● TASK LIST
A - Which engine speeds, given in rpm, does the discussion of engine control timing mention?
B - Can you carry the discussion of engine control timing forward from its final comment?
-- Begin SOURCE PASSAGE --
It's a seriously hard optimization problem, one that's not yet up to the task of providing reliable engine management quickly enough to also provide throttle-by-wire response in general production cars that isn't as spongy as an old Mercedes diesel sedan. I mean, if Mazda could provide throttle response for the new throttle-by-wire Miata that was remotely similar to a 30 year old model, I think they would.


Engines can turn faster than 3000rpm, even in the general case. Car engines are 4 strokes, so you're probably interested in collecting data and issuing control signals through those 4 strokes. I believe my small car redlines at 7,000rpm, so that leaves roughly 2ms per stroke (for all 4 cylinders).

Also, the ECU does more than just the cylinder values, it's monitoring other systems as well, such as the transmission, traction control, &c which also have hard deadlines.

I don't think there is enough time to garbage collect, and as other gave stated, there should be little to no need to allocate in this type of code anyway.


> It's not that hard to make non-allocating code in the first place

It sure is in cpython. `a = 1` may need to allocate/reallocate the dict holding the local/global variables. If an integer exceeds 256 or goes below -5 you're getting an allocation for the object - regardless of whether that number has been seen before or not. Of course you can forget about floating point and function calls - maybe even function calls to C functions.


Trivial ECU's run at 500Hz, better ones at 1kHz, the very best (Formula 1) at 10KHz. (fixed typos)

There's for sure no dynamic memory, no recursion, only fixed memory slots.


Rurban wrote: "the very best (Formula 1) at 10 KHz".

how much of the above is a typo and how much is real?

I'm pretty sure 'KHz' is a typo which maybe should be kHz as in the start of the sentence. But even then, why are the very best running 50x slower than the trivial ones? Or did you mean MHz?

Do you have a link to an example of an F1 ECU with the clock rate specified?


With a (conservative) 10k RPM limit, you get a 6ms per rotation. But I would imagine the control must run many times per rotation, so it has a chance to do something different depending on the angle, like a physical camshaft would do. Say you have to re-calculate everything at every 1 degree of rotation, that would give you a 60kHz calculation rate or about 16 microseconds per iteration. I guess that's much more than even the best case in OP's example; I wonder what the compromises are then. Surely they don't punt on the granularity and (say) only do something every 10 degrees? Or worse?


About every microcontroller has hardware timer devices that can be set to trigger a signal change with N-nanosecond resolution (N from say 5-50), and even interrupt the core when it is done. The only sharply timing-sensitive bit would be ignition firing, so maybe control those with a hardware timer.
-- End SOURCE PASSAGE --
-- Begin ITEMS --
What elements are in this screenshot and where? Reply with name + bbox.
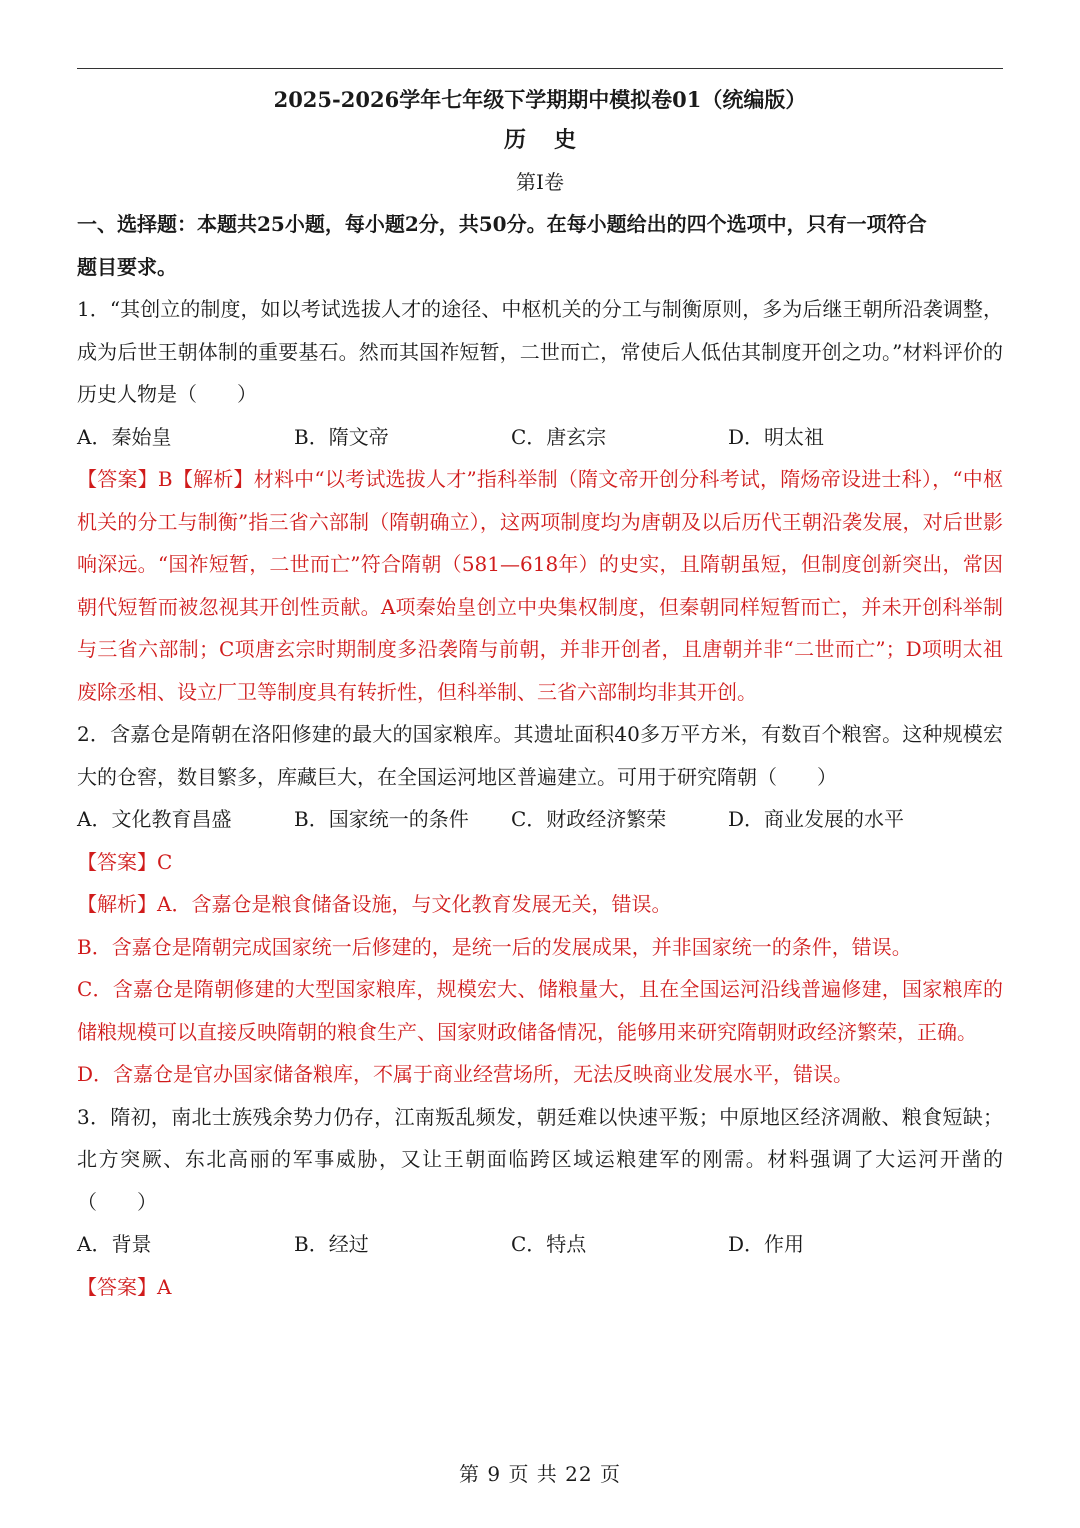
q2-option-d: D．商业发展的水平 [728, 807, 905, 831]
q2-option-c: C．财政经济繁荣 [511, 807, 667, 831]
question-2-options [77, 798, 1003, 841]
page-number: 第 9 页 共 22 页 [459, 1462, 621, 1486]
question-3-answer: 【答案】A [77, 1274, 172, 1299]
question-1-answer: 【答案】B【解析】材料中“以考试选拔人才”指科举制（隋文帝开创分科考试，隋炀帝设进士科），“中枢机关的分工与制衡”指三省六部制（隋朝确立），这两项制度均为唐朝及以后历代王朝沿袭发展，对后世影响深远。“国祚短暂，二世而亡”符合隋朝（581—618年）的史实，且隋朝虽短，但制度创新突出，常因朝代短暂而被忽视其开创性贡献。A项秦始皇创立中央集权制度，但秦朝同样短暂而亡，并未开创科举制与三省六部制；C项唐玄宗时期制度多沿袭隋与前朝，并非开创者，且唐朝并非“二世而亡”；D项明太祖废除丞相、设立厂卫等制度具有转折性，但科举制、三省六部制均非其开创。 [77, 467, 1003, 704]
-- End ITEMS --
● SOLVED PROBLEMS
A - 3000rpm, 7,000rpm, 10k RPM

B -
Thing is, you can use the whole repeating schedule, parameterized with adjustments to instantaneous RPM, for many cycles before there is need to check for e.g. throttle input changes.

In between, it is a dance -- shoot some fuel into 1, wait a bit, stop shooting fuel, wait a bit, start closing a valve, wait a bit, schedule a spark, wait a bit, ...

All the settings are chosen, whenever input changes, by table lookup. So tuning means fooling with table entries.


To me it looks like the frequency of the control loop, not the cpu core frequency was meant? 1kHz is typical for i.e. steering or abs control loops.


Sure. The cpu's are normal Intel 4GHz. The control loop is 10Khz. In space the CPU's would be radiation hardened and throttled, somethink like 250Mhz. Still enough.

The bottleneck is not the CPU, nor the model running in the loop, but the IO devices and driver's costing latency. In real-time latency kills you. Which turns out to be bended cables, missing resistors, broken filters, or such. A simple cycle-miss in real-time means reboot or worse.


Oops, big typos. Factor 1000 slower, fixed in parent. Thanks

Sorry, no links afaik. Internal knowledge.


ECU can mean both engine control unit and electric control unit.

The former is a safety critical hard real-time system, the latter can be anything including the widely open "infotainment" system.

My understanding is that AGL currently mostly targets infotainment systems.


Ye I know ECUs are more than the engine's ECU. I am fine with the car stereo running Linux and getting access to read only CAN data, or at-least with some hardware upstream CAN-filter for what it can send on CAN.

Given the auto-update fad that breaks my stuff all the time on my office Win 10 computer (both from MS and the company IT department). I'm not very keen on having over the air updates for ECUs or the Infotainment system. At-least not automatic.


I did over the air updates of every ECU in a car 20 years ago. This was just a demo at the research lab of the car manufacturer but this has been possible for a fairly long time.


It doesn't say how tight the control is, however. There might be a RTOS-based embedded system between the Linux system and the actual vehicle.



ECUs use "proper" RTOS, where everything is fully static.


Having worked on this project, and a handful of features in it, the "vehicle controls" mentioned here are things like putting the convertible top down, or raising/lowering the ride height of the vehicle. It's all higher-level communication down to dedicated systems that directly manage the feature.


Not that I disagree per se, but why does "containing malloc" mean "complicated"? I'm a lot more confident in 50 lines of well-written C that uses the heap than 500 lines of custom assembly that cleverly reuses the same static memory region for multiple purposes.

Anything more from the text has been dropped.